Saved entries:
* begin *

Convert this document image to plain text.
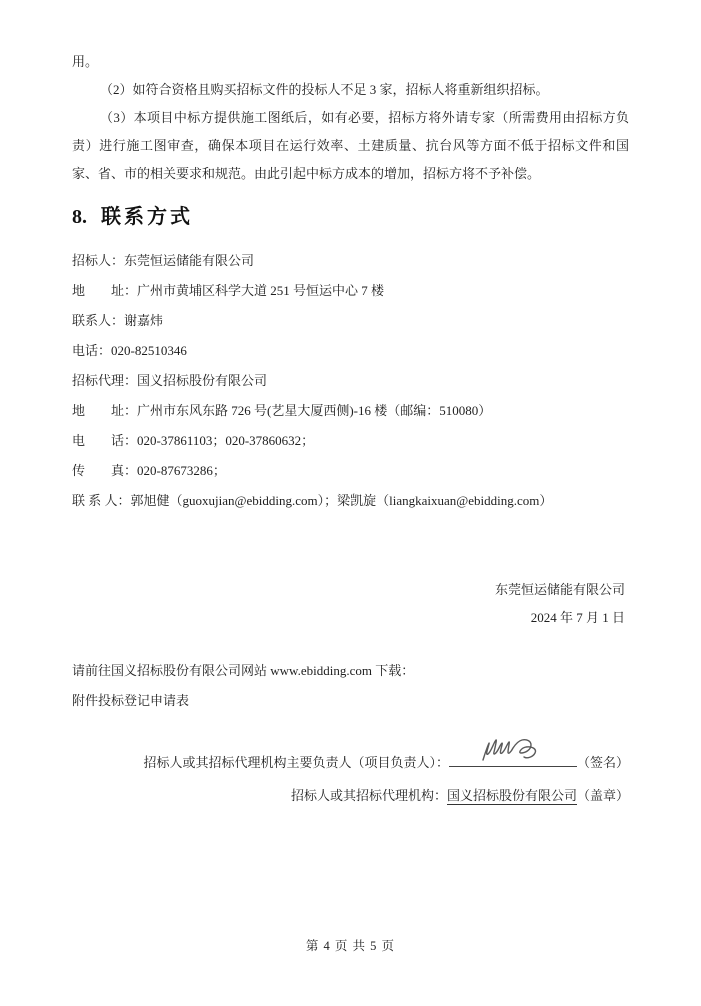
用。

（2）如符合资格且购买招标文件的投标人不足 3 家，招标人将重新组织招标。

（3）本项目中标方提供施工图纸后，如有必要，招标方将外请专家（所需费用由招标方负责）进行施工图审查，确保本项目在运行效率、土建质量、抗台风等方面不低于招标文件和国家、省、市的相关要求和规范。由此引起中标方成本的增加，招标方将不予补偿。

8. 联系方式
招标人：东莞恒运储能有限公司
地　　址：广州市黄埔区科学大道 251 号恒运中心 7 楼
联系人：谢嘉炜
电话：020-82510346
招标代理：国义招标股份有限公司
地　　址：广州市东风东路 726 号(艺星大厦西侧)-16 楼（邮编：510080）
电　　话：020-37861103；020-37860632；
传　　真：020-87673286；
联 系 人：郭旭健（guoxujian@ebidding.com）；梁凯旋（liangkaixuan@ebidding.com）
东莞恒运储能有限公司
2024 年 7 月 1 日
请前往国义招标股份有限公司网站 www.ebidding.com 下载：
附件投标登记申请表
招标人或其招标代理机构主要负责人（项目负责人）：	（签名）
招标人或其招标代理机构：国义招标股份有限公司（盖章）
第 4 页 共 5 页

* end *

**WHAT YOU SHOULD DO:** Find the lines that include the string "ebidding", then copy each of them.

**EXPECTED ANSWER:**
联 系 人：郭旭健（guoxujian@ebidding.com）；梁凯旋（liangkaixuan@ebidding.com）
请前往国义招标股份有限公司网站 www.ebidding.com 下载：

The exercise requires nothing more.